TASK TO CARRY OUT – Search the records for "data". Copy every line where it appears.

LISTING –
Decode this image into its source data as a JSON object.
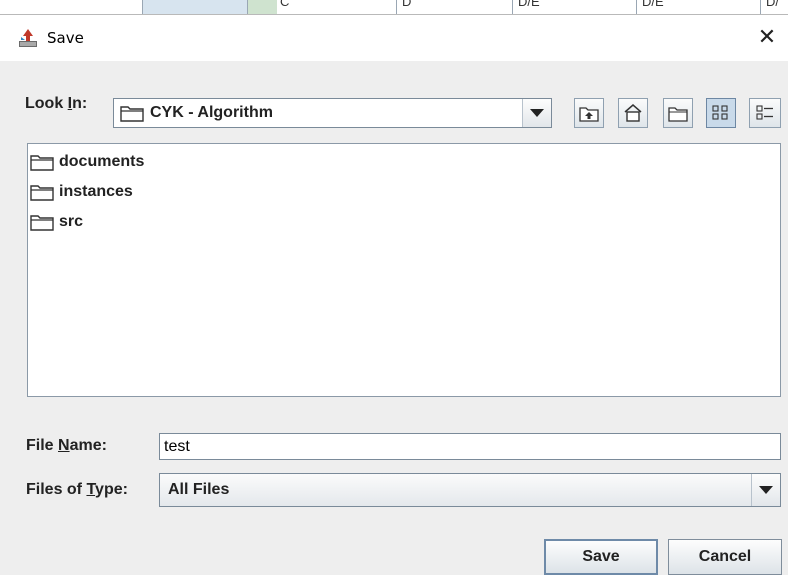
{
  "window": {
    "title": "Save",
    "close_glyph": "✕"
  },
  "look_in": {
    "label": "Look In:",
    "mnemonic": "I",
    "value": "CYK - Algorithm"
  },
  "toolbar": [
    {
      "name": "up-one-level",
      "icon": "up-folder-icon"
    },
    {
      "name": "home",
      "icon": "home-icon"
    },
    {
      "name": "create-new-folder",
      "icon": "new-folder-icon"
    },
    {
      "name": "list-view",
      "icon": "list-view-icon",
      "active": true
    },
    {
      "name": "details-view",
      "icon": "details-view-icon",
      "active": false
    }
  ],
  "files": [
    {
      "name": "documents",
      "icon": "folder-icon"
    },
    {
      "name": "instances",
      "icon": "folder-icon"
    },
    {
      "name": "src",
      "icon": "folder-icon"
    }
  ],
  "file_name": {
    "label": "File Name:",
    "mnemonic": "N",
    "value": "test"
  },
  "file_type": {
    "label": "Files of Type:",
    "mnemonic": "T",
    "value": "All Files"
  },
  "buttons": {
    "save": "Save",
    "cancel": "Cancel"
  },
  "background_strip": {
    "cells": [
      "C",
      "D",
      "D/E",
      "D/E",
      "D/"
    ]
  },
  "colors": {
    "dialog_bg": "#eeeeee",
    "accent_border": "#6e8aa8",
    "toggle_active": "#c9daea"
  }
}
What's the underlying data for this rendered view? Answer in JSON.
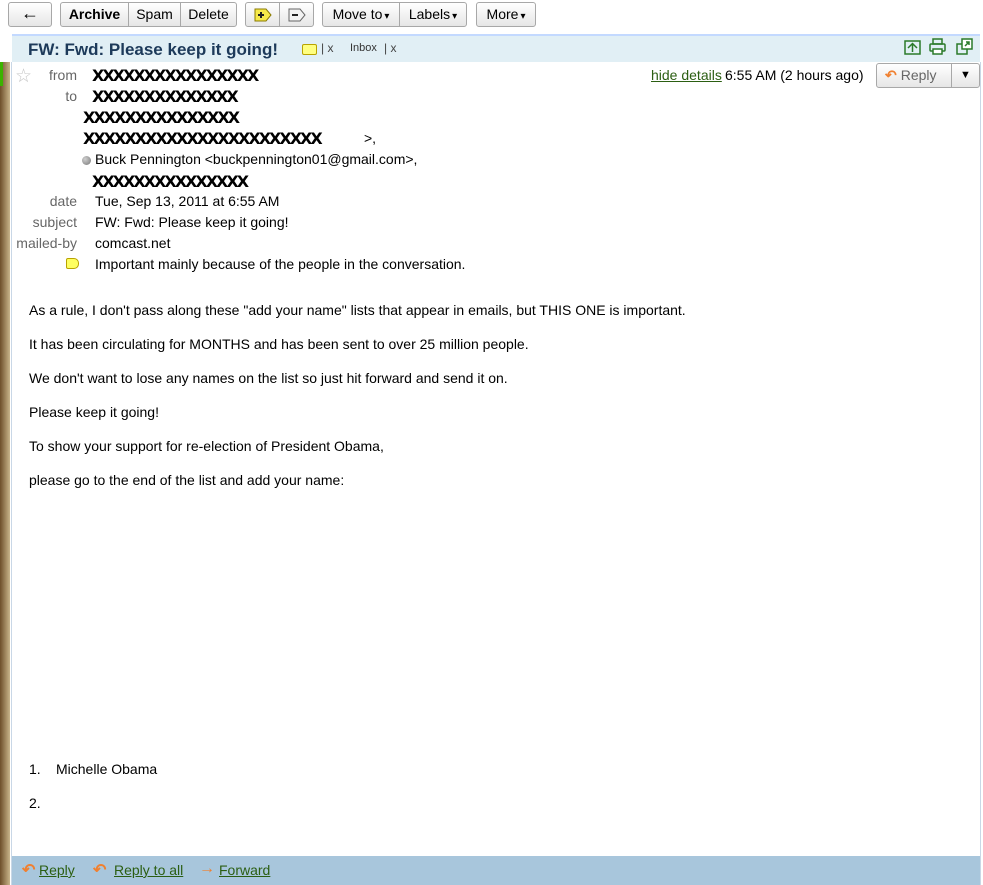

COMPLETE RESPONSE –
Decode this image into its source data as a JSON object.
What's the underlying data for this rendered view? Answer in JSON.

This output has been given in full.